◆ Stated problem
Search the listing for "venue" and copy every line where it appears.

[Data records]
☆ ☆ ☆ ☆ ☆

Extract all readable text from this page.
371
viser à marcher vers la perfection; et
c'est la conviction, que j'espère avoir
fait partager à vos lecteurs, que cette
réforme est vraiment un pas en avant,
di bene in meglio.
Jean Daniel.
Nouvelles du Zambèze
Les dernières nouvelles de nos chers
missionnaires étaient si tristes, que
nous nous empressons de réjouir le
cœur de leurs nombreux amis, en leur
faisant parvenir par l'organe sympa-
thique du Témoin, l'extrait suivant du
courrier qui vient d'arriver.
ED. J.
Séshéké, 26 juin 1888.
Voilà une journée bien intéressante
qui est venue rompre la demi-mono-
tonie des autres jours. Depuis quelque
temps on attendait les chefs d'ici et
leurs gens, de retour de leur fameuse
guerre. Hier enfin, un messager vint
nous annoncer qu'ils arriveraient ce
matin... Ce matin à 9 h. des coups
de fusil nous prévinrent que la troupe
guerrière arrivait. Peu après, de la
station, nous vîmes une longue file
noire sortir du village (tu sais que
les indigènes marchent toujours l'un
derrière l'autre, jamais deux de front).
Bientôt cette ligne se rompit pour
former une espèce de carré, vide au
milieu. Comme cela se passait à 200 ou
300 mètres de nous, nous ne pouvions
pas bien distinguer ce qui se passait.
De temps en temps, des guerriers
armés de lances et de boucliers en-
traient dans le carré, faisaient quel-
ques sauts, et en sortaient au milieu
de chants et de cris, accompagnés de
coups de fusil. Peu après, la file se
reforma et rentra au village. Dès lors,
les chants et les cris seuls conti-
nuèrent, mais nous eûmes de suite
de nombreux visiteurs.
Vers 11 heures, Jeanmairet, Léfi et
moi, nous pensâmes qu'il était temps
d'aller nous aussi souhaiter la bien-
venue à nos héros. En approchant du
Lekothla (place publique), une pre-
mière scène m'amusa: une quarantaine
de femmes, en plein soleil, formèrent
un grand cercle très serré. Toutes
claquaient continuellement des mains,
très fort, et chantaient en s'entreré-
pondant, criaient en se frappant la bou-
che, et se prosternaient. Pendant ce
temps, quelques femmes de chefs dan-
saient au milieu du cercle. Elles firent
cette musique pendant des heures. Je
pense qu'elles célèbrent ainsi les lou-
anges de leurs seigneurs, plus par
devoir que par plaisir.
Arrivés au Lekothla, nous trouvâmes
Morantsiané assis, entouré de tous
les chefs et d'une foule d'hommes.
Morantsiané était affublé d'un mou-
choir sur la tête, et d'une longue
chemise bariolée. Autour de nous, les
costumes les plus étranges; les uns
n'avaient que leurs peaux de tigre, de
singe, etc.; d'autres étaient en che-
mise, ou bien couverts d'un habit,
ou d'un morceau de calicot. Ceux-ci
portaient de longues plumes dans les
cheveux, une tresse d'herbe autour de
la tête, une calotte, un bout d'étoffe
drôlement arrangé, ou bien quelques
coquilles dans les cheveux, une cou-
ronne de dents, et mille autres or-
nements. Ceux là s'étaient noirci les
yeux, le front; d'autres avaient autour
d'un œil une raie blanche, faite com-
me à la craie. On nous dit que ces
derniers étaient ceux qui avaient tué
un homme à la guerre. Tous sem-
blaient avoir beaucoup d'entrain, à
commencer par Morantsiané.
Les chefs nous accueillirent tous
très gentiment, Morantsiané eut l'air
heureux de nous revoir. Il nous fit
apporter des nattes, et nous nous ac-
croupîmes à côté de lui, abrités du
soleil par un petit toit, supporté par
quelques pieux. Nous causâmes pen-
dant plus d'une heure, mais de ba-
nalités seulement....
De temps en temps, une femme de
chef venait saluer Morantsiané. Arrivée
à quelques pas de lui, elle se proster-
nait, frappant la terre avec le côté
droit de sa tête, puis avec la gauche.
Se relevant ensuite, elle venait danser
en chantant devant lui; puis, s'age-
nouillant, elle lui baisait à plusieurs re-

☆ ☆ ☆ ☆ ☆

◆ Exercise output
qui est venue rompre la demi-mono-
venue à nos héros. En approchant du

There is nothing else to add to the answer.